##### Raw data #####

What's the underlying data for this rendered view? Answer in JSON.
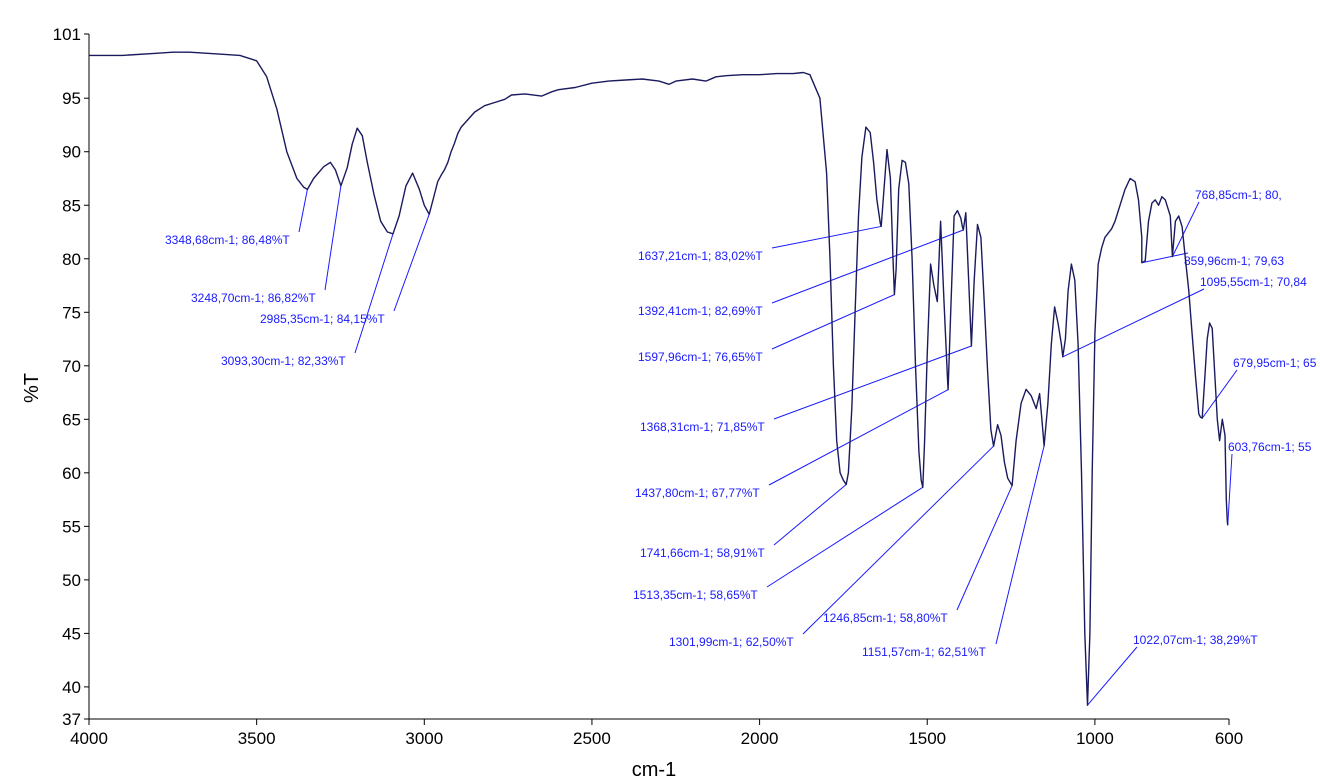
{
  "chart_data": {
    "type": "line",
    "title": "",
    "xlabel": "cm-1",
    "ylabel": "%T",
    "xlim": [
      4000,
      600
    ],
    "ylim": [
      37,
      101
    ],
    "x_reversed": true,
    "grid": false,
    "x_ticks": [
      4000,
      3500,
      3000,
      2500,
      2000,
      1500,
      1000,
      600
    ],
    "y_ticks": [
      37,
      40,
      45,
      50,
      55,
      60,
      65,
      70,
      75,
      80,
      85,
      90,
      95,
      101
    ],
    "series": [
      {
        "color": "#1a1a5e",
        "x": [
          4000,
          3900,
          3800,
          3750,
          3700,
          3600,
          3550,
          3500,
          3470,
          3440,
          3410,
          3380,
          3360,
          3348.68,
          3330,
          3300,
          3280,
          3265,
          3248.7,
          3230,
          3215,
          3200,
          3185,
          3170,
          3150,
          3130,
          3110,
          3093.3,
          3075,
          3055,
          3035,
          3015,
          3000,
          2985.35,
          2970,
          2960,
          2950,
          2940,
          2930,
          2920,
          2910,
          2900,
          2890,
          2870,
          2850,
          2820,
          2790,
          2760,
          2740,
          2700,
          2650,
          2620,
          2600,
          2550,
          2500,
          2450,
          2400,
          2350,
          2300,
          2270,
          2250,
          2200,
          2160,
          2130,
          2100,
          2050,
          2000,
          1950,
          1900,
          1870,
          1850,
          1820,
          1800,
          1790,
          1780,
          1770,
          1760,
          1750,
          1741.66,
          1735,
          1725,
          1715,
          1705,
          1695,
          1683,
          1670,
          1660,
          1650,
          1640,
          1637.21,
          1630,
          1620,
          1610,
          1602,
          1597.96,
          1593,
          1585,
          1575,
          1565,
          1555,
          1545,
          1535,
          1525,
          1518,
          1513.35,
          1508,
          1500,
          1490,
          1480,
          1470,
          1460,
          1450,
          1440,
          1437.8,
          1430,
          1420,
          1410,
          1400,
          1395,
          1392.41,
          1385,
          1375,
          1368.31,
          1360,
          1350,
          1340,
          1330,
          1320,
          1310,
          1301.99,
          1290,
          1280,
          1270,
          1260,
          1246.85,
          1235,
          1220,
          1205,
          1190,
          1175,
          1165,
          1158,
          1151.57,
          1140,
          1130,
          1120,
          1110,
          1100,
          1095.55,
          1088,
          1080,
          1070,
          1060,
          1050,
          1040,
          1030,
          1022.07,
          1015,
          1008,
          1000,
          990,
          980,
          970,
          960,
          950,
          940,
          925,
          910,
          895,
          880,
          870,
          860,
          859.96,
          850,
          840,
          830,
          820,
          810,
          800,
          790,
          780,
          775,
          768.85,
          760,
          750,
          740,
          730,
          720,
          710,
          700,
          690,
          685,
          679.95,
          672,
          665,
          658,
          650,
          642,
          635,
          628,
          620,
          612,
          608,
          605,
          603.76
        ],
        "y": [
          99,
          99,
          99.2,
          99.3,
          99.3,
          99.1,
          99,
          98.5,
          97,
          94,
          90,
          87.5,
          86.7,
          86.48,
          87.5,
          88.6,
          89,
          88.3,
          86.82,
          88.5,
          90.7,
          92.2,
          91.5,
          89,
          86,
          83.5,
          82.5,
          82.33,
          84,
          86.8,
          88,
          86.5,
          85,
          84.15,
          86,
          87.2,
          87.8,
          88.3,
          89,
          90,
          90.8,
          91.7,
          92.3,
          93,
          93.7,
          94.3,
          94.6,
          94.9,
          95.3,
          95.4,
          95.2,
          95.6,
          95.8,
          96,
          96.4,
          96.6,
          96.7,
          96.8,
          96.6,
          96.3,
          96.6,
          96.8,
          96.6,
          97,
          97.1,
          97.2,
          97.2,
          97.3,
          97.3,
          97.4,
          97.2,
          95,
          88,
          80,
          70,
          63,
          60,
          59.3,
          58.91,
          60,
          66,
          75,
          84,
          89.5,
          92.3,
          91.8,
          89,
          85.5,
          83.3,
          83.02,
          86,
          90.2,
          87.5,
          80,
          76.65,
          79,
          86.5,
          89.2,
          89,
          87,
          80,
          70,
          62,
          59.3,
          58.65,
          63,
          71,
          79.5,
          77.5,
          76,
          83.5,
          76,
          69,
          67.77,
          75,
          84,
          84.5,
          83.8,
          83,
          82.69,
          84.3,
          77,
          71.85,
          78,
          83.2,
          82,
          76,
          69.5,
          64,
          62.5,
          64.5,
          63.5,
          61,
          59.5,
          58.8,
          63,
          66.5,
          67.8,
          67.2,
          66,
          67.4,
          65,
          62.51,
          66.5,
          72,
          75.5,
          74,
          72,
          70.84,
          72.5,
          77,
          79.5,
          78,
          72,
          60,
          45,
          38.29,
          45,
          60,
          73,
          79.5,
          81,
          82,
          82.4,
          82.8,
          83.5,
          85,
          86.5,
          87.5,
          87.2,
          85.5,
          82,
          79.63,
          79.8,
          83.5,
          85.2,
          85.5,
          85,
          85.8,
          85.5,
          84.5,
          84,
          80.2,
          83.5,
          84,
          83,
          80,
          77,
          73,
          69,
          65.5,
          65.2,
          65.1,
          69,
          72.5,
          74,
          73.5,
          69,
          65,
          63,
          65,
          63.5,
          57.5,
          55.5,
          55.1
        ]
      }
    ],
    "annotations": [
      {
        "text": "3348,68cm-1; 86,48%T",
        "x": 3348.68,
        "y": 86.48
      },
      {
        "text": "3248,70cm-1; 86,82%T",
        "x": 3248.7,
        "y": 86.82
      },
      {
        "text": "3093,30cm-1; 82,33%T",
        "x": 3093.3,
        "y": 82.33
      },
      {
        "text": "2985,35cm-1; 84,15%T",
        "x": 2985.35,
        "y": 84.15
      },
      {
        "text": "1637,21cm-1; 83,02%T",
        "x": 1637.21,
        "y": 83.02
      },
      {
        "text": "1392,41cm-1; 82,69%T",
        "x": 1392.41,
        "y": 82.69
      },
      {
        "text": "1597,96cm-1; 76,65%T",
        "x": 1597.96,
        "y": 76.65
      },
      {
        "text": "1368,31cm-1; 71,85%T",
        "x": 1368.31,
        "y": 71.85
      },
      {
        "text": "1437,80cm-1; 67,77%T",
        "x": 1437.8,
        "y": 67.77
      },
      {
        "text": "1741,66cm-1; 58,91%T",
        "x": 1741.66,
        "y": 58.91
      },
      {
        "text": "1513,35cm-1; 58,65%T",
        "x": 1513.35,
        "y": 58.65
      },
      {
        "text": "1301,99cm-1; 62,50%T",
        "x": 1301.99,
        "y": 62.5
      },
      {
        "text": "1246,85cm-1; 58,80%T",
        "x": 1246.85,
        "y": 58.8
      },
      {
        "text": "1151,57cm-1; 62,51%T",
        "x": 1151.57,
        "y": 62.51
      },
      {
        "text": "1022,07cm-1; 38,29%T",
        "x": 1022.07,
        "y": 38.29
      },
      {
        "text": "768,85cm-1; 80,",
        "x": 768.85,
        "y": 80.2
      },
      {
        "text": "859,96cm-1; 79,63",
        "x": 859.96,
        "y": 79.63
      },
      {
        "text": "1095,55cm-1; 70,84",
        "x": 1095.55,
        "y": 70.84
      },
      {
        "text": "679,95cm-1; 65",
        "x": 679.95,
        "y": 65.1
      },
      {
        "text": "603,76cm-1; 55",
        "x": 603.76,
        "y": 55.1
      }
    ]
  },
  "colors": {
    "spectrum": "#1a1a5e",
    "annotation": "#1a1aff",
    "axis": "#000000"
  }
}
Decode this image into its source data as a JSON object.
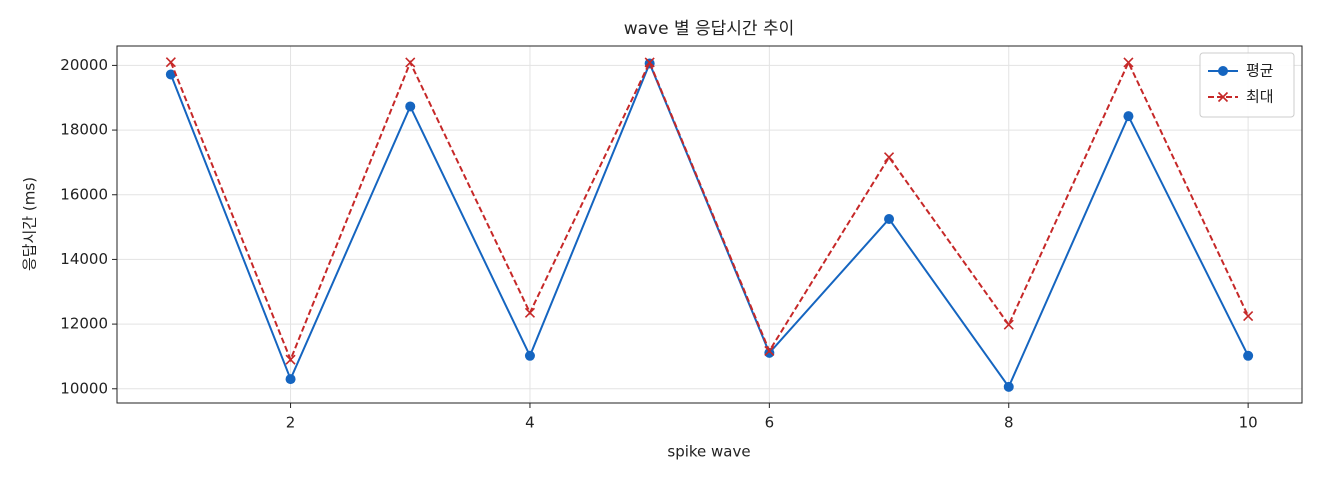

#####

» **Written request**
Look through the material above. Copy each line where the word "this" appears.

» **Task result**
What's the underlying data for this rendered view? Answer in JSON.
Decode this image into its source data as a JSON object.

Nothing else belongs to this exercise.